(Collected data)
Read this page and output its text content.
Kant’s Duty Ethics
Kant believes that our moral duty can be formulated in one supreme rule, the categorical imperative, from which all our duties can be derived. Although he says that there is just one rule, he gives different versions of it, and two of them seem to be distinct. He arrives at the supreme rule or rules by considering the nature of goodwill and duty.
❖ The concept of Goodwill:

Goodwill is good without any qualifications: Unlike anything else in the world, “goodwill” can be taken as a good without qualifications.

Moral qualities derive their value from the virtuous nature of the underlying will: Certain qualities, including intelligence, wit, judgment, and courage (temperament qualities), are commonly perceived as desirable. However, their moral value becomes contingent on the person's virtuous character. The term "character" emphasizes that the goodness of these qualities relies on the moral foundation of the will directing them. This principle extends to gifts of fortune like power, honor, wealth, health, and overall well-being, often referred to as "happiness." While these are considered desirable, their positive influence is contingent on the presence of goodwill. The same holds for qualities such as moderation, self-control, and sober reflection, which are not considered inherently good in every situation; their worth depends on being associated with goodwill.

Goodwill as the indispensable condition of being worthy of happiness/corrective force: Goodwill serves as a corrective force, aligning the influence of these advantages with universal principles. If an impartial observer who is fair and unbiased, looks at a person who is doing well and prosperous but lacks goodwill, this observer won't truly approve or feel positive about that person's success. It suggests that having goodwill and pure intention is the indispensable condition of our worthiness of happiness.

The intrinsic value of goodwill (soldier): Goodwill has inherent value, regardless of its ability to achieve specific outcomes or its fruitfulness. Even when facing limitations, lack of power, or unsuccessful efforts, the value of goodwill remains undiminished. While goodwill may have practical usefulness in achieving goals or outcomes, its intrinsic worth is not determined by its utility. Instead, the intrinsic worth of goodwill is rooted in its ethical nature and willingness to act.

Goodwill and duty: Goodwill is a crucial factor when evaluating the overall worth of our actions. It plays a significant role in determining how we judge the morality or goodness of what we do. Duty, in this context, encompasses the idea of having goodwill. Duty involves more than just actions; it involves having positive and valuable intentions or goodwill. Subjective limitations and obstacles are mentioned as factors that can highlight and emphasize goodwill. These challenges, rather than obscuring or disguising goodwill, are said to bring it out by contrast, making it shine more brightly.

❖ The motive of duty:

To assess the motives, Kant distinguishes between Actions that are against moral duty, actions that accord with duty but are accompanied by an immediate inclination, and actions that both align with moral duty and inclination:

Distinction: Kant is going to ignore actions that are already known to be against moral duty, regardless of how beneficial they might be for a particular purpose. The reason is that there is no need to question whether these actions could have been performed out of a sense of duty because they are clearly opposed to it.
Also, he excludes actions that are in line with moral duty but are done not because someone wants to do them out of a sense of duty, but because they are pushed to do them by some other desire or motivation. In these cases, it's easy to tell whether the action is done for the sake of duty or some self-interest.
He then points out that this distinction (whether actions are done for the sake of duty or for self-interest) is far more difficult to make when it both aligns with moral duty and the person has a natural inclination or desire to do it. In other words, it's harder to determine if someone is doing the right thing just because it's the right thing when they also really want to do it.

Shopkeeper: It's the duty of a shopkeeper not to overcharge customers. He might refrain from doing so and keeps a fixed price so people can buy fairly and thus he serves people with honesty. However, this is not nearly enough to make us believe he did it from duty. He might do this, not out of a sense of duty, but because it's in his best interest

> **PROBLEM REQUIREMENTS**
Please give back all of the records exactly as written.

> **EXPECTED ANSWER**
Read this page and output its text content.
Kant’s Duty Ethics
Kant believes that our moral duty can be formulated in one supreme rule, the categorical imperative, from which all our duties can be derived. Although he says that there is just one rule, he gives different versions of it, and two of them seem to be distinct. He arrives at the supreme rule or rules by considering the nature of goodwill and duty.
❖ The concept of Goodwill:

Goodwill is good without any qualifications: Unlike anything else in the world, “goodwill” can be taken as a good without qualifications.

Moral qualities derive their value from the virtuous nature of the underlying will: Certain qualities, including intelligence, wit, judgment, and courage (temperament qualities), are commonly perceived as desirable. However, their moral value becomes contingent on the person's virtuous character. The term "character" emphasizes that the goodness of these qualities relies on the moral foundation of the will directing them. This principle extends to gifts of fortune like power, honor, wealth, health, and overall well-being, often referred to as "happiness." While these are considered desirable, their positive influence is contingent on the presence of goodwill. The same holds for qualities such as moderation, self-control, and sober reflection, which are not considered inherently good in every situation; their worth depends on being associated with goodwill.

Goodwill as the indispensable condition of being worthy of happiness/corrective force: Goodwill serves as a corrective force, aligning the influence of these advantages with universal principles. If an impartial observer who is fair and unbiased, looks at a person who is doing well and prosperous but lacks goodwill, this observer won't truly approve or feel positive about that person's success. It suggests that having goodwill and pure intention is the indispensable condition of our worthiness of happiness.

The intrinsic value of goodwill (soldier): Goodwill has inherent value, regardless of its ability to achieve specific outcomes or its fruitfulness. Even when facing limitations, lack of power, or unsuccessful efforts, the value of goodwill remains undiminished. While goodwill may have practical usefulness in achieving goals or outcomes, its intrinsic worth is not determined by its utility. Instead, the intrinsic worth of goodwill is rooted in its ethical nature and willingness to act.

Goodwill and duty: Goodwill is a crucial factor when evaluating the overall worth of our actions. It plays a significant role in determining how we judge the morality or goodness of what we do. Duty, in this context, encompasses the idea of having goodwill. Duty involves more than just actions; it involves having positive and valuable intentions or goodwill. Subjective limitations and obstacles are mentioned as factors that can highlight and emphasize goodwill. These challenges, rather than obscuring or disguising goodwill, are said to bring it out by contrast, making it shine more brightly.

❖ The motive of duty:

To assess the motives, Kant distinguishes between Actions that are against moral duty, actions that accord with duty but are accompanied by an immediate inclination, and actions that both align with moral duty and inclination:

Distinction: Kant is going to ignore actions that are already known to be against moral duty, regardless of how beneficial they might be for a particular purpose. The reason is that there is no need to question whether these actions could have been performed out of a sense of duty because they are clearly opposed to it.
Also, he excludes actions that are in line with moral duty but are done not because someone wants to do them out of a sense of duty, but because they are pushed to do them by some other desire or motivation. In these cases, it's easy to tell whether the action is done for the sake of duty or some self-interest.
He then points out that this distinction (whether actions are done for the sake of duty or for self-interest) is far more difficult to make when it both aligns with moral duty and the person has a natural inclination or desire to do it. In other words, it's harder to determine if someone is doing the right thing just because it's the right thing when they also really want to do it.

Shopkeeper: It's the duty of a shopkeeper not to overcharge customers. He might refrain from doing so and keeps a fixed price so people can buy fairly and thus he serves people with honesty. However, this is not nearly enough to make us believe he did it from duty. He might do this, not out of a sense of duty, but because it's in his best interest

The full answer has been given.